§ TASK DETAILS
All entries are to be given again verbatim.

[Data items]
+++++
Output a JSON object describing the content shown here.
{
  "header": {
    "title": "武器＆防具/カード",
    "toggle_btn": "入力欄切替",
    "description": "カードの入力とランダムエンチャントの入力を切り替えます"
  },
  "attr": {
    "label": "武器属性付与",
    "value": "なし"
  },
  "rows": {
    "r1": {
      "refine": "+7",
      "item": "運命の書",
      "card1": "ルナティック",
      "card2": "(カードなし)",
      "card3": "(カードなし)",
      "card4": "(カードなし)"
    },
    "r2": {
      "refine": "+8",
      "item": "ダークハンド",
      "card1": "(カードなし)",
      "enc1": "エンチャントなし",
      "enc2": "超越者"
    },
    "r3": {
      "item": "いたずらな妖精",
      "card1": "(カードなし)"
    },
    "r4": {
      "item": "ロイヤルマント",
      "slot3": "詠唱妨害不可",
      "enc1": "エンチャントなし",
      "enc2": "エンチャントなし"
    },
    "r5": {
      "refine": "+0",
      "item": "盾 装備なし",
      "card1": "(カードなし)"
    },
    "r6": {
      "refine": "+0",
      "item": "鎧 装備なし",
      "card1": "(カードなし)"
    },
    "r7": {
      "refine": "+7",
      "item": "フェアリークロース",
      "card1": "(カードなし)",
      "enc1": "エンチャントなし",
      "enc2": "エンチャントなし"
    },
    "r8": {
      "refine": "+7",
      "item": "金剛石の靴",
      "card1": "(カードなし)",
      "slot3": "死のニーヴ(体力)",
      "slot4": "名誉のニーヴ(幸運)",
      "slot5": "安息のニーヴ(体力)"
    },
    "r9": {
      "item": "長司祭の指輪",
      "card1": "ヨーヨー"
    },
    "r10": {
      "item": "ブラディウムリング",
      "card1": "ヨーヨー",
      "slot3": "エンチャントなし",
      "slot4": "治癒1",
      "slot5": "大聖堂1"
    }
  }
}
+++++
§ COMPLETE OUTPUT
Output a JSON object describing the content shown here.
{
  "header": {
    "title": "武器＆防具/カード",
    "toggle_btn": "入力欄切替",
    "description": "カードの入力とランダムエンチャントの入力を切り替えます"
  },
  "attr": {
    "label": "武器属性付与",
    "value": "なし"
  },
  "rows": {
    "r1": {
      "refine": "+7",
      "item": "運命の書",
      "card1": "ルナティック",
      "card2": "(カードなし)",
      "card3": "(カードなし)",
      "card4": "(カードなし)"
    },
    "r2": {
      "refine": "+8",
      "item": "ダークハンド",
      "card1": "(カードなし)",
      "enc1": "エンチャントなし",
      "enc2": "超越者"
    },
    "r3": {
      "item": "いたずらな妖精",
      "card1": "(カードなし)"
    },
    "r4": {
      "item": "ロイヤルマント",
      "slot3": "詠唱妨害不可",
      "enc1": "エンチャントなし",
      "enc2": "エンチャントなし"
    },
    "r5": {
      "refine": "+0",
      "item": "盾 装備なし",
      "card1": "(カードなし)"
    },
    "r6": {
      "refine": "+0",
      "item": "鎧 装備なし",
      "card1": "(カードなし)"
    },
    "r7": {
      "refine": "+7",
      "item": "フェアリークロース",
      "card1": "(カードなし)",
      "enc1": "エンチャントなし",
      "enc2": "エンチャントなし"
    },
    "r8": {
      "refine": "+7",
      "item": "金剛石の靴",
      "card1": "(カードなし)",
      "slot3": "死のニーヴ(体力)",
      "slot4": "名誉のニーヴ(幸運)",
      "slot5": "安息のニーヴ(体力)"
    },
    "r9": {
      "item": "長司祭の指輪",
      "card1": "ヨーヨー"
    },
    "r10": {
      "item": "ブラディウムリング",
      "card1": "ヨーヨー",
      "slot3": "エンチャントなし",
      "slot4": "治癒1",
      "slot5": "大聖堂1"
    }
  }
}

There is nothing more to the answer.